(Stored data entries)
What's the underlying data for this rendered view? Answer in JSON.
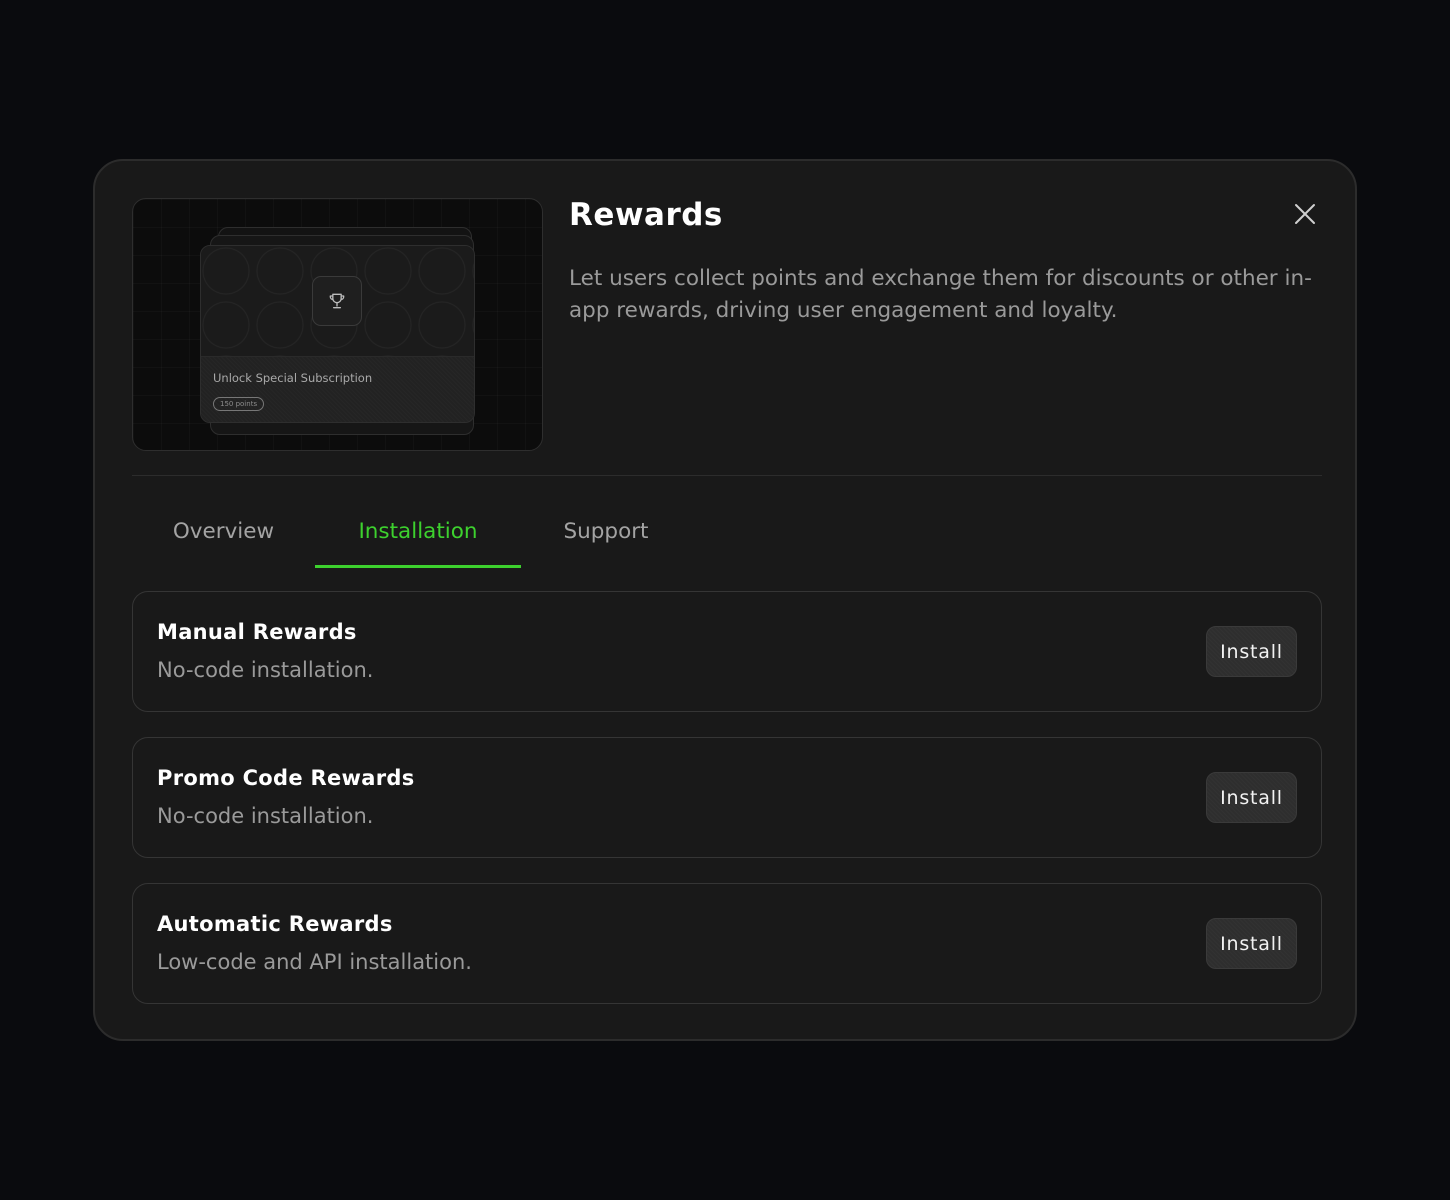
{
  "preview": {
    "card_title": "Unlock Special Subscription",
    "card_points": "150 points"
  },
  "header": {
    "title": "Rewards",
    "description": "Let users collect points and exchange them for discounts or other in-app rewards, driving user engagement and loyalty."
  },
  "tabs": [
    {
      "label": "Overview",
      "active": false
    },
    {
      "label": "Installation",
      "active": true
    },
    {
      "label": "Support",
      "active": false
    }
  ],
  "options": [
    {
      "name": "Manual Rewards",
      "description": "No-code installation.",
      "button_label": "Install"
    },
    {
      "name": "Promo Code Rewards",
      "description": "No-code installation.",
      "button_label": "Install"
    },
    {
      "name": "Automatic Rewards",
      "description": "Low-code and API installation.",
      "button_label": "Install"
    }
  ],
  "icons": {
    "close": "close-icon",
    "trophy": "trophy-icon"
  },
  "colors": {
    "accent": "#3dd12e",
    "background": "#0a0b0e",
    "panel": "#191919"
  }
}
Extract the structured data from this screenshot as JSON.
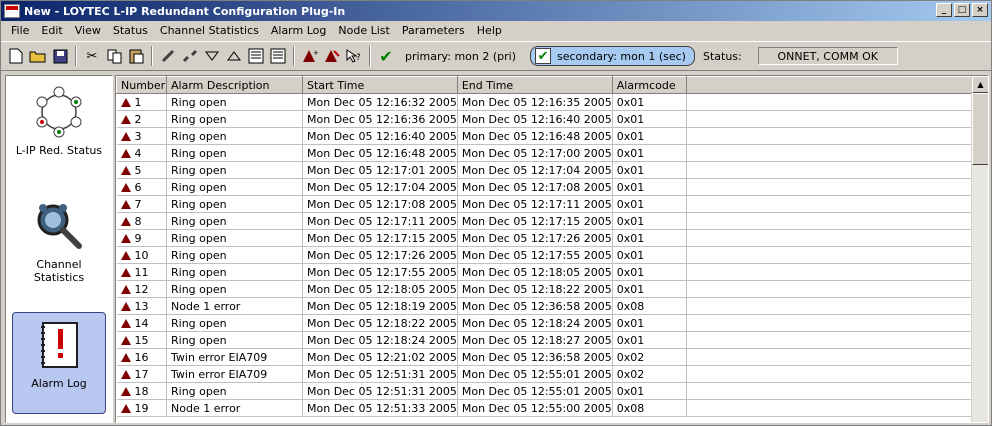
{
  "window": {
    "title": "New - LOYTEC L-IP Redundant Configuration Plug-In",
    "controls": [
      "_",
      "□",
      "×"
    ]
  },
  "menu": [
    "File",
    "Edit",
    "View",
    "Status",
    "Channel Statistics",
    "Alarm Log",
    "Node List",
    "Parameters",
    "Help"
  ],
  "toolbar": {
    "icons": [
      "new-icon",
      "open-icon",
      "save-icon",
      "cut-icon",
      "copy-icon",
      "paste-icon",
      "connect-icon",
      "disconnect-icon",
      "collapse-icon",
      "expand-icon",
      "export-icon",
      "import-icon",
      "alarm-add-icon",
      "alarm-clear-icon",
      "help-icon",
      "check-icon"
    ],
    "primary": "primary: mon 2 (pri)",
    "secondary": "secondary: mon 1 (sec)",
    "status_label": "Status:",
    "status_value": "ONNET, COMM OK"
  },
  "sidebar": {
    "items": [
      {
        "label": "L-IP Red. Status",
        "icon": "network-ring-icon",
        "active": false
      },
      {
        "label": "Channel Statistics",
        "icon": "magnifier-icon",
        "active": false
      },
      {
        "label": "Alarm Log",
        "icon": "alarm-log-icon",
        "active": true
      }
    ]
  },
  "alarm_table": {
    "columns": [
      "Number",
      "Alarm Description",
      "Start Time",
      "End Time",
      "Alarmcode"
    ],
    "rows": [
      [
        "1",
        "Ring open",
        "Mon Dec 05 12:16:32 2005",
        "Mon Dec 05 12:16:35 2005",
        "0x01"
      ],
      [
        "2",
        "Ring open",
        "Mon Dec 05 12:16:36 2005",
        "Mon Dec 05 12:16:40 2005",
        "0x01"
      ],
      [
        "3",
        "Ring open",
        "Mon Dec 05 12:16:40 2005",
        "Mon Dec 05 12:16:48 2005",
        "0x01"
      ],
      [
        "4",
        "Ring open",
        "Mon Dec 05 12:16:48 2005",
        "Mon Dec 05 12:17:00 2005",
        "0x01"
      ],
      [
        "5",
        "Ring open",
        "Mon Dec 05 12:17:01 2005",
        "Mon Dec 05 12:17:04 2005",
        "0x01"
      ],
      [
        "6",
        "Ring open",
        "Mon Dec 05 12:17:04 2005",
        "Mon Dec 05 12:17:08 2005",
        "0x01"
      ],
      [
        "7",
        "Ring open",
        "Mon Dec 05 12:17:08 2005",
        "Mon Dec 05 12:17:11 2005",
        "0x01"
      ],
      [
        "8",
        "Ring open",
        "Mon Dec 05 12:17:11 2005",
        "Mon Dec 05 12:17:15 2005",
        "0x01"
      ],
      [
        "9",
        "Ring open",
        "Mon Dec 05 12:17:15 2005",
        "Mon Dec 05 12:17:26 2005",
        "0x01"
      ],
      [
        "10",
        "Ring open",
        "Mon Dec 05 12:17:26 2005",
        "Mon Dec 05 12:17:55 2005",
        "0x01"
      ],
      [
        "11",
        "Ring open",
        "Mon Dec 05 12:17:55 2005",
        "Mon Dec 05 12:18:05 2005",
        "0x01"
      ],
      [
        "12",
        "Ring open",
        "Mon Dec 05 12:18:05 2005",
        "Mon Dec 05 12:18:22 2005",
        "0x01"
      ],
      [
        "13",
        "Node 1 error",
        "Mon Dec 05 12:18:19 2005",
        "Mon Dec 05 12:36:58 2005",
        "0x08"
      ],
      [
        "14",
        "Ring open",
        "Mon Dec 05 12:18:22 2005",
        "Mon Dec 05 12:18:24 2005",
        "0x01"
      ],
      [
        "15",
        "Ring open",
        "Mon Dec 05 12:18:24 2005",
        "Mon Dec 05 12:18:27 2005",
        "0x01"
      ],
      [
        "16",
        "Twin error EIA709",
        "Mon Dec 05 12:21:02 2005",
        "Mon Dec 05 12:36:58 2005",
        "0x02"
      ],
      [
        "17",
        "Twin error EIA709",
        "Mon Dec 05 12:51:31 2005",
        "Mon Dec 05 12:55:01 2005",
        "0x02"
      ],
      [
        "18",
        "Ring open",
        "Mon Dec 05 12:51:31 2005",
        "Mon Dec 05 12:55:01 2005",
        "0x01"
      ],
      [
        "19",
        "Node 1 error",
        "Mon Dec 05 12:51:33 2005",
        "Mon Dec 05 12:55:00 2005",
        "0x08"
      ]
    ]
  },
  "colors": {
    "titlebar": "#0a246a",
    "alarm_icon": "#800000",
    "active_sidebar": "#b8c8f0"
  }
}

THE PROBLEM>
Using the entries above, find all lines with "name". Copy them.

EXERCISE RESPONSE>
      "name": "Manual Rewards",
      "name": "Promo Code Rewards",
      "name": "Automatic Rewards",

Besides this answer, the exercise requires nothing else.